__TASK DESCRIPTION__.
Gather all lines in the records below that include the word "align".

-- begin SUPPLIED INFORMATION --

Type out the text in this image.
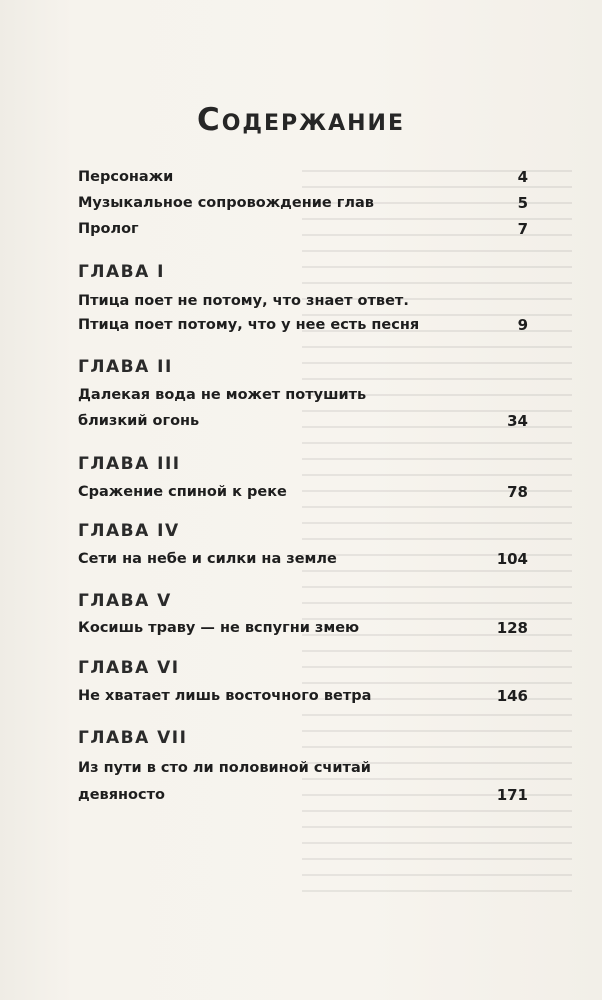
Содержание
Персонажи	4
Музыкальное сопровождение глав	5
Пролог	7
ГЛАВА I
Птица поет не потому, что знает ответ.
Птица поет потому, что у нее есть песня	9
ГЛАВА II
Далекая вода не может потушить
близкий огонь	34
ГЛАВА III
Сражение спиной к реке	78
ГЛАВА IV
Сети на небе и силки на земле	104
ГЛАВА V
Косишь траву — не вспугни змею	128
ГЛАВА VI
Не хватает лишь восточного ветра	146
ГЛАВА VII
Из пути в сто ли половиной считай
девяносто	171
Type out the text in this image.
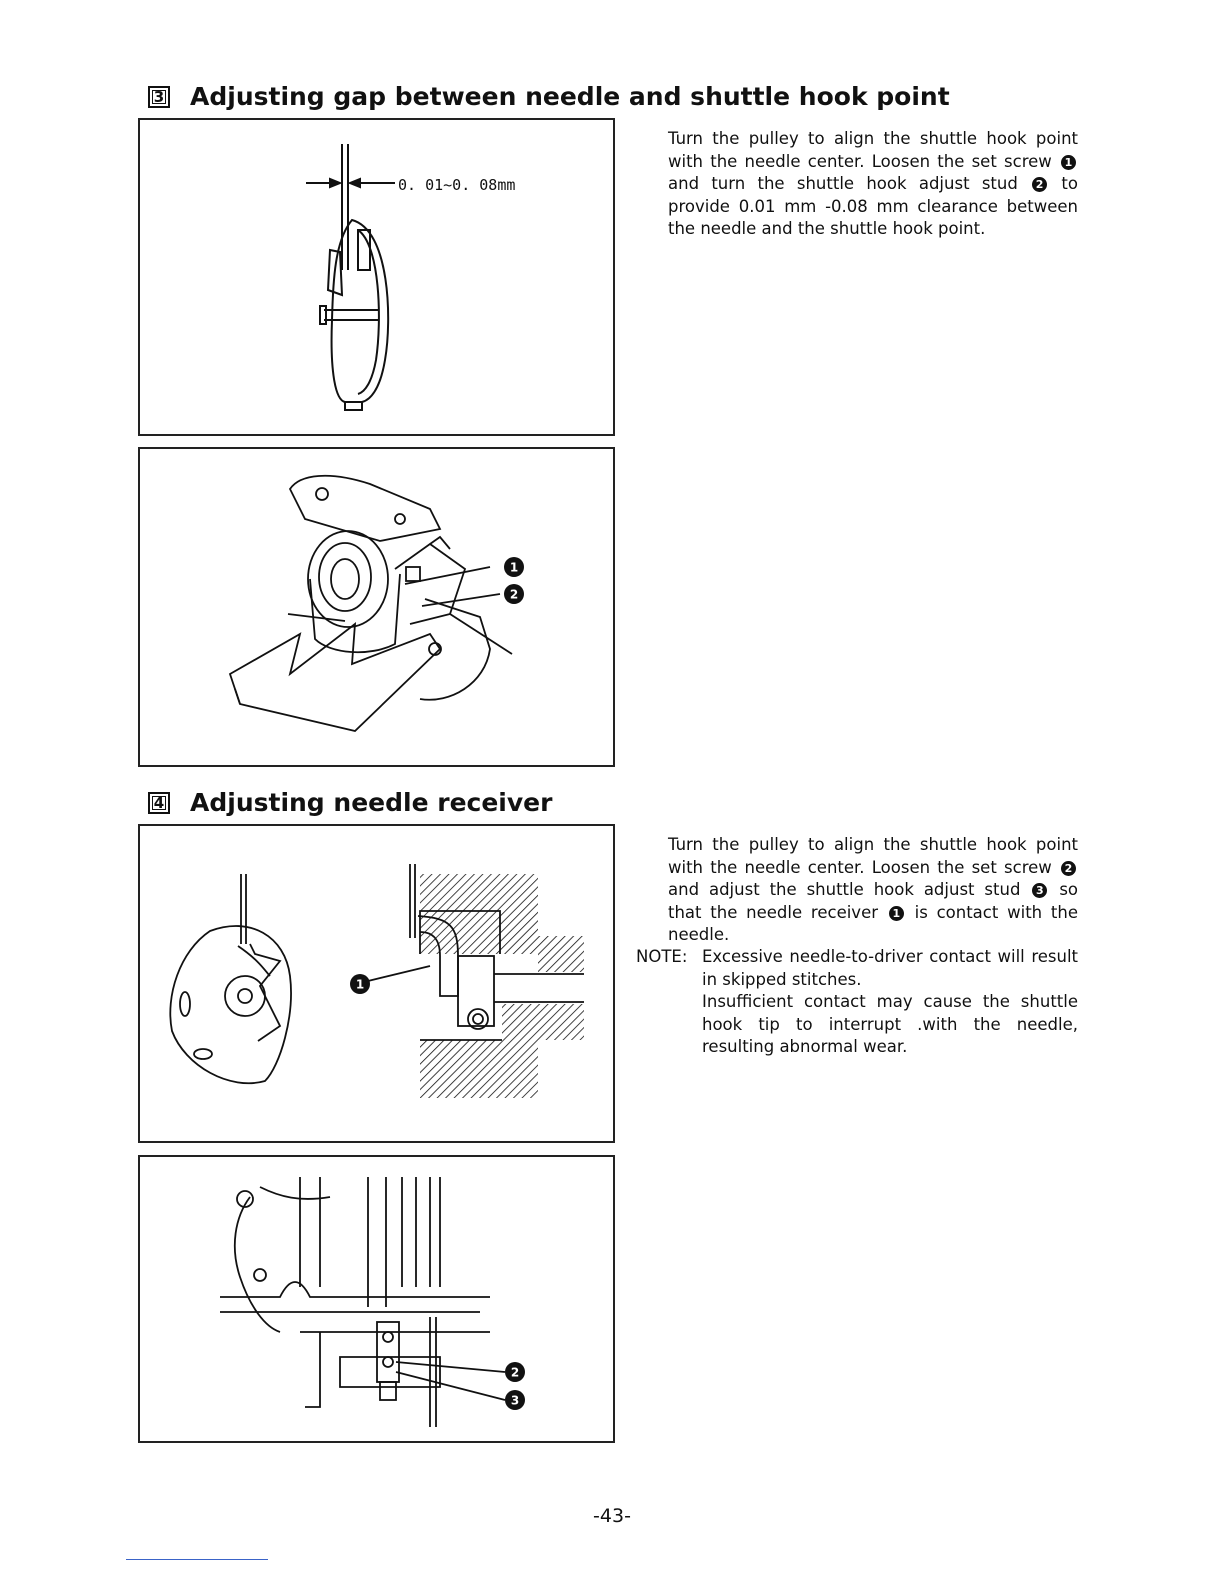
3 Adjusting gap between needle and shuttle hook point
0. 01~0. 08mm
1
2
Turn the pulley to align the shuttle hook point with the needle center. Loosen the set screw 1 and turn the shuttle hook adjust stud 2 to provide 0.01 mm -0.08 mm clearance between the needle and the shuttle hook point.
4 Adjusting needle receiver
1
2
3
Turn the pulley to align the shuttle hook point with the needle center. Loosen the set screw 2 and adjust the shuttle hook adjust stud 3 so that the needle receiver 1 is contact with the needle.
NOTE: Excessive needle-to-driver contact will result in skipped stitches.
Insufficient contact may cause the shuttle hook tip to interrupt .with the needle, resulting abnormal wear.
-43-
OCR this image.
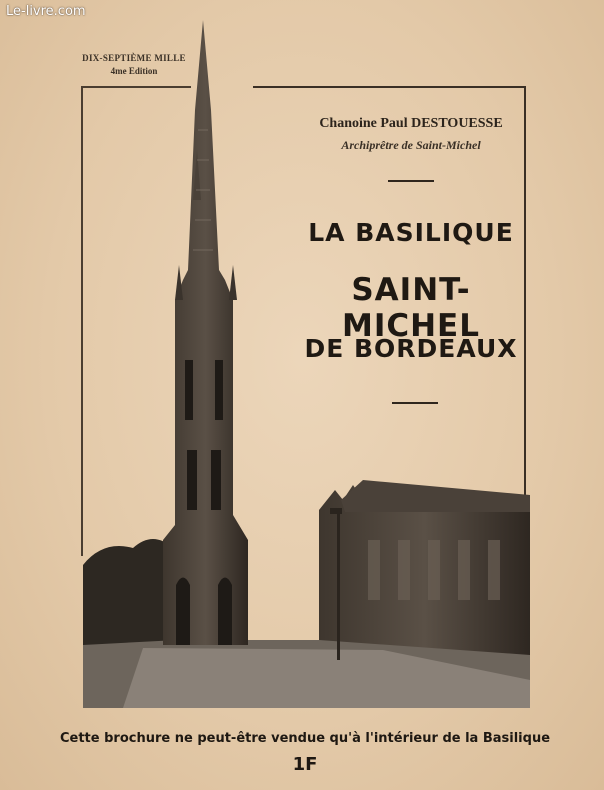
Le-livre.com
DIX-SEPTIÈME MILLE
4me Edition
Chanoine Paul DESTOUESSE
Archiprêtre de Saint-Michel
LA BASILIQUE
SAINT-MICHEL
DE BORDEAUX
Cette brochure ne peut-être vendue qu'à l'intérieur de la Basilique
1F
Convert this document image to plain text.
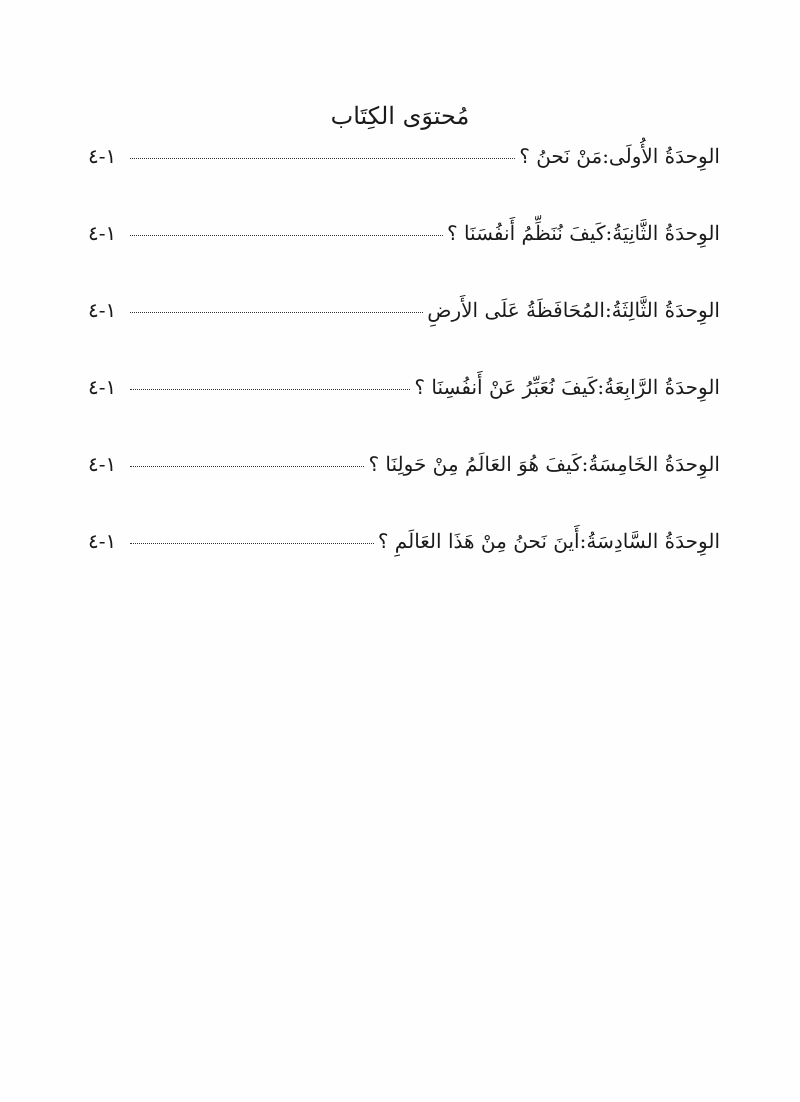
مُحتوَى الكِتَاب
الوِحدَةُ الأُولَى:
مَنْ نَحنُ ؟
١-٤
الوِحدَةُ الثَّانِيَةُ:
كَيفَ نُنَظِّمُ أَنفُسَنَا ؟
١-٤
الوِحدَةُ الثَّالِثَةُ:
المُحَافَظَةُ عَلَى الأَرضِ
١-٤
الوِحدَةُ الرَّابِعَةُ:
كَيفَ نُعَبِّرُ عَنْ أَنفُسِنَا ؟
١-٤
الوِحدَةُ الخَامِسَةُ:
كَيفَ هُوَ العَالَمُ مِنْ حَولِنَا ؟
١-٤
الوِحدَةُ السَّادِسَةُ:
أَينَ نَحنُ مِنْ هَذَا العَالَمِ ؟
١-٤
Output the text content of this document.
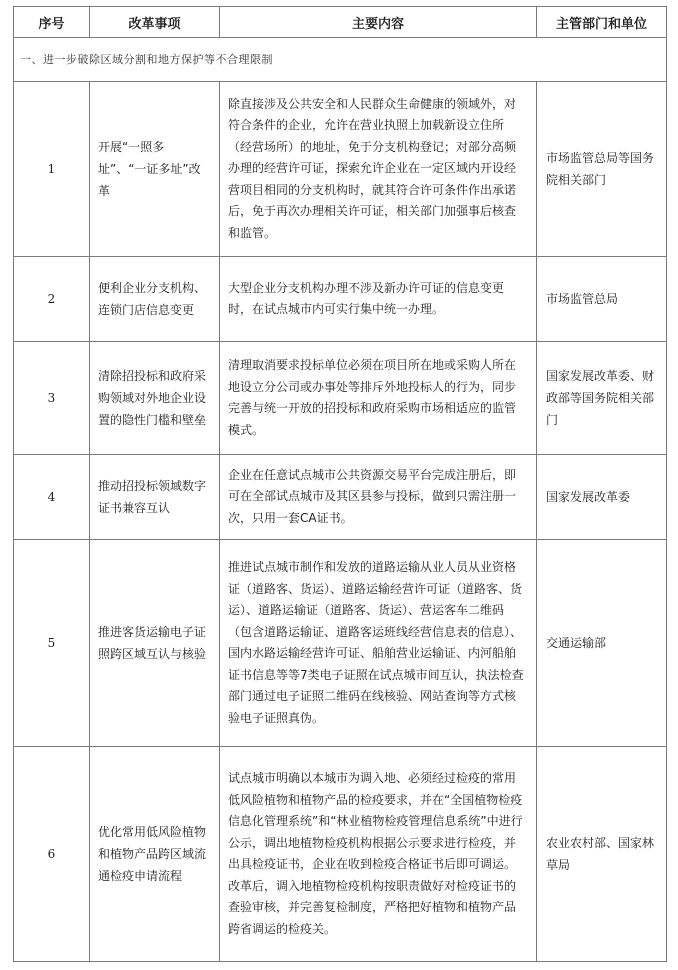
序号	改革事项	主要内容	主管部门和单位
一、进一步破除区域分割和地方保护等不合理限制			
1	开展“一照多址”、“一证多址”改革	除直接涉及公共安全和人民群众生命健康的领域外，对符合条件的企业，允许在营业执照上加载新设立住所（经营场所）的地址，免于分支机构登记；对部分高频办理的经营许可证，探索允许企业在一定区域内开设经营项目相同的分支机构时，就其符合许可条件作出承诺后，免于再次办理相关许可证，相关部门加强事后核查和监管。	市场监管总局等国务院相关部门
2	便利企业分支机构、连锁门店信息变更	大型企业分支机构办理不涉及新办许可证的信息变更时，在试点城市内可实行集中统一办理。	市场监管总局
3	清除招投标和政府采购领域对外地企业设置的隐性门槛和壁垒	清理取消要求投标单位必须在项目所在地或采购人所在地设立分公司或办事处等排斥外地投标人的行为，同步完善与统一开放的招投标和政府采购市场相适应的监管模式。	国家发展改革委、财政部等国务院相关部门
4	推动招投标领域数字证书兼容互认	企业在任意试点城市公共资源交易平台完成注册后，即可在全部试点城市及其区县参与投标，做到只需注册一次，只用一套CA证书。	国家发展改革委
5	推进客货运输电子证照跨区域互认与核验	推进试点城市制作和发放的道路运输从业人员从业资格证（道路客、货运）、道路运输经营许可证（道路客、货运）、道路运输证（道路客、货运）、营运客车二维码（包含道路运输证、道路客运班线经营信息表的信息）、国内水路运输经营许可证、船舶营业运输证、内河船舶证书信息等等7类电子证照在试点城市间互认，执法检查部门通过电子证照二维码在线核验、网站查询等方式核验电子证照真伪。	交通运输部
6	优化常用低风险植物和植物产品跨区域流通检疫申请流程	试点城市明确以本城市为调入地、必须经过检疫的常用低风险植物和植物产品的检疫要求，并在“全国植物检疫信息化管理系统”和“林业植物检疫管理信息系统”中进行公示，调出地植物检疫机构根据公示要求进行检疫，并出具检疫证书，企业在收到检疫合格证书后即可调运。改革后，调入地植物检疫机构按职责做好对检疫证书的查验审核，并完善复检制度，严格把好植物和植物产品跨省调运的检疫关。	农业农村部、国家林草局
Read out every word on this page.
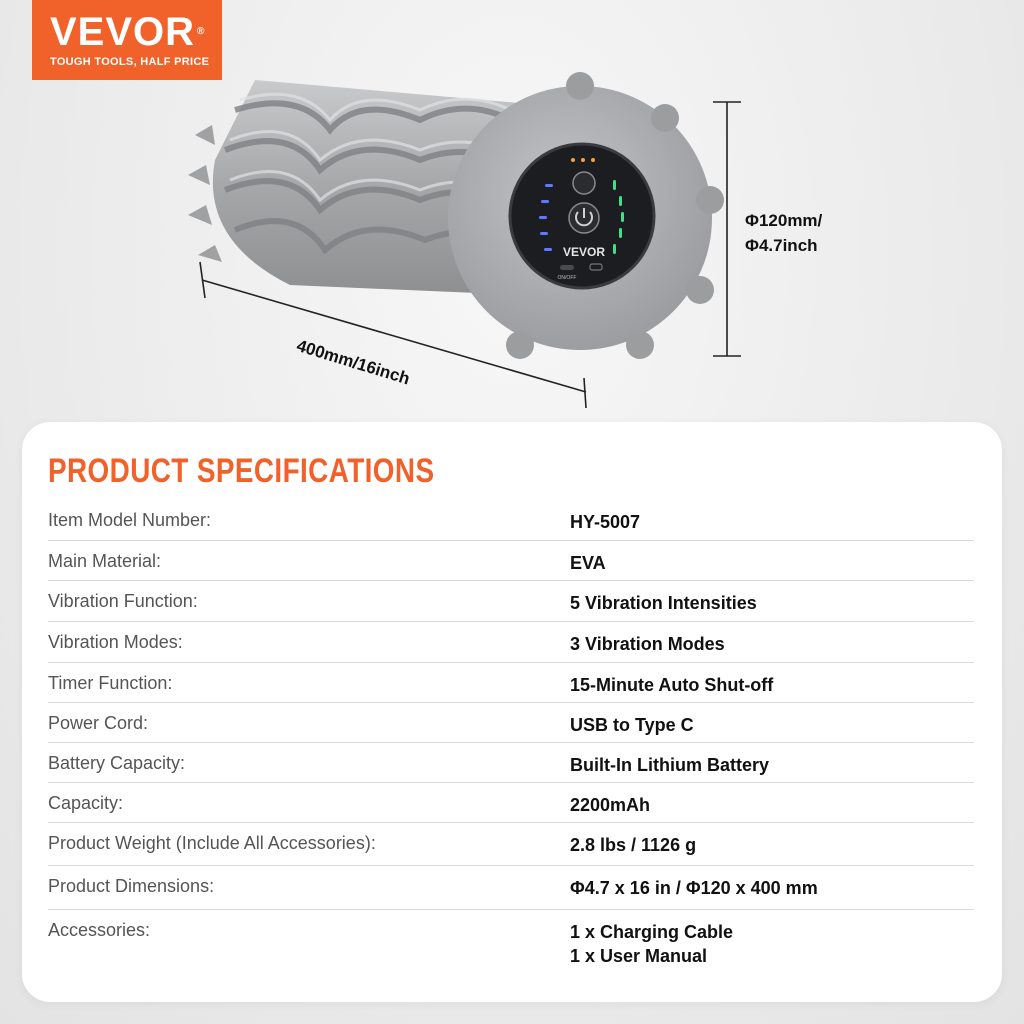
VEVOR ®
TOUGH TOOLS, HALF PRICE
VEVOR
ON/OFF
400mm/16inch
Φ120mm/
Φ4.7inch
PRODUCT SPECIFICATIONS
Item Model Number:	HY-5007
Main Material:	EVA
Vibration Function:	5 Vibration Intensities
Vibration Modes:	3 Vibration Modes
Timer Function:	15-Minute Auto Shut-off
Power Cord:	USB to Type C
Battery Capacity:	Built-In Lithium Battery
Capacity:	2200mAh
Product Weight (Include All Accessories):	2.8 lbs / 1126 g
Product Dimensions:	Φ4.7 x 16 in / Φ120 x 400 mm
Accessories:	1 x Charging Cable
1 x User Manual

-- end SUPPLIED INFORMATION --

__THE RESULT__.
Turn the pulley to align the shuttle hook point with the needle center. Loosen the set screw 1 and turn the shuttle hook adjust stud 2 to provide 0.01 mm -0.08 mm clearance between the needle and the shuttle hook point.
Turn the pulley to align the shuttle hook point with the needle center. Loosen the set screw 2 and adjust the shuttle hook adjust stud 3 so that the needle receiver 1 is contact with the needle.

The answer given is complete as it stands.